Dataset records
⁂

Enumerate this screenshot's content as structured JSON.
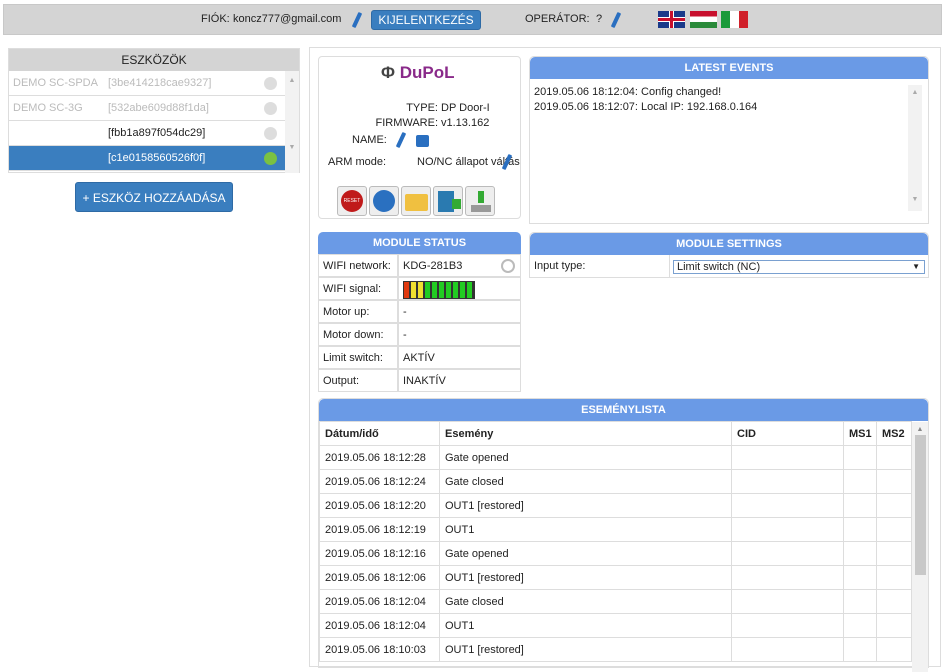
{
  "header": {
    "account_label": "FIÓK:",
    "account_email": "koncz777@gmail.com",
    "logout": "KIJELENTKEZÉS",
    "operator_label": "OPERÁTOR:",
    "operator_value": "?",
    "flags": [
      "en",
      "hu",
      "it"
    ]
  },
  "devices": {
    "title": "ESZKÖZÖK",
    "items": [
      {
        "name": "DEMO SC-SPDA",
        "id": "[3be414218cae9327]",
        "status": "inactive"
      },
      {
        "name": "DEMO SC-3G",
        "id": "[532abe609d88f1da]",
        "status": "inactive"
      },
      {
        "name": "",
        "id": "[fbb1a897f054dc29]",
        "status": "inactive"
      },
      {
        "name": "",
        "id": "[c1e0158560526f0f]",
        "status": "active",
        "selected": true
      }
    ],
    "add_button": "+ ESZKÖZ HOZZÁADÁSA"
  },
  "module": {
    "logo": "DuPoL",
    "type_label": "TYPE:",
    "type": "DP Door-I",
    "firmware_label": "FIRMWARE:",
    "firmware": "v1.13.162",
    "name_label": "NAME:",
    "arm_label": "ARM mode:",
    "arm": "NO/NC állapot váltás",
    "tools": [
      "reset-icon",
      "remote-icon",
      "folder-icon",
      "save-icon",
      "download-icon"
    ],
    "reset_text": "RESET"
  },
  "latest_events": {
    "title": "LATEST EVENTS",
    "items": [
      "2019.05.06 18:12:04: Config changed!",
      "2019.05.06 18:12:07: Local IP: 192.168.0.164"
    ]
  },
  "status": {
    "title": "MODULE STATUS",
    "rows": [
      {
        "label": "WIFI network:",
        "value": "KDG-281B3"
      },
      {
        "label": "WIFI signal:",
        "value": ""
      },
      {
        "label": "Motor up:",
        "value": "-"
      },
      {
        "label": "Motor down:",
        "value": "-"
      },
      {
        "label": "Limit switch:",
        "value": "AKTÍV"
      },
      {
        "label": "Output:",
        "value": "INAKTÍV"
      }
    ],
    "signal_bars": [
      "#e03a10",
      "#f0e030",
      "#f0e030",
      "#22cc22",
      "#22cc22",
      "#22cc22",
      "#22cc22",
      "#22cc22",
      "#22cc22",
      "#22cc22"
    ]
  },
  "settings": {
    "title": "MODULE SETTINGS",
    "input_label": "Input type:",
    "input_value": "Limit switch (NC)"
  },
  "eventlist": {
    "title": "ESEMÉNYLISTA",
    "columns": [
      "Dátum/idő",
      "Esemény",
      "CID",
      "MS1",
      "MS2"
    ],
    "rows": [
      [
        "2019.05.06 18:12:28",
        "Gate opened"
      ],
      [
        "2019.05.06 18:12:24",
        "Gate closed"
      ],
      [
        "2019.05.06 18:12:20",
        "OUT1 [restored]"
      ],
      [
        "2019.05.06 18:12:19",
        "OUT1"
      ],
      [
        "2019.05.06 18:12:16",
        "Gate opened"
      ],
      [
        "2019.05.06 18:12:06",
        "OUT1 [restored]"
      ],
      [
        "2019.05.06 18:12:04",
        "Gate closed"
      ],
      [
        "2019.05.06 18:12:04",
        "OUT1"
      ],
      [
        "2019.05.06 18:10:03",
        "OUT1 [restored]"
      ]
    ]
  }
}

⁂

- **Work to do**
Look through the data and show every line containing "title".

- **Written solution**
    "title": "ESZKÖZÖK",
    "title": "LATEST EVENTS",
    "title": "MODULE STATUS",
    "title": "MODULE SETTINGS",
    "title": "ESEMÉNYLISTA",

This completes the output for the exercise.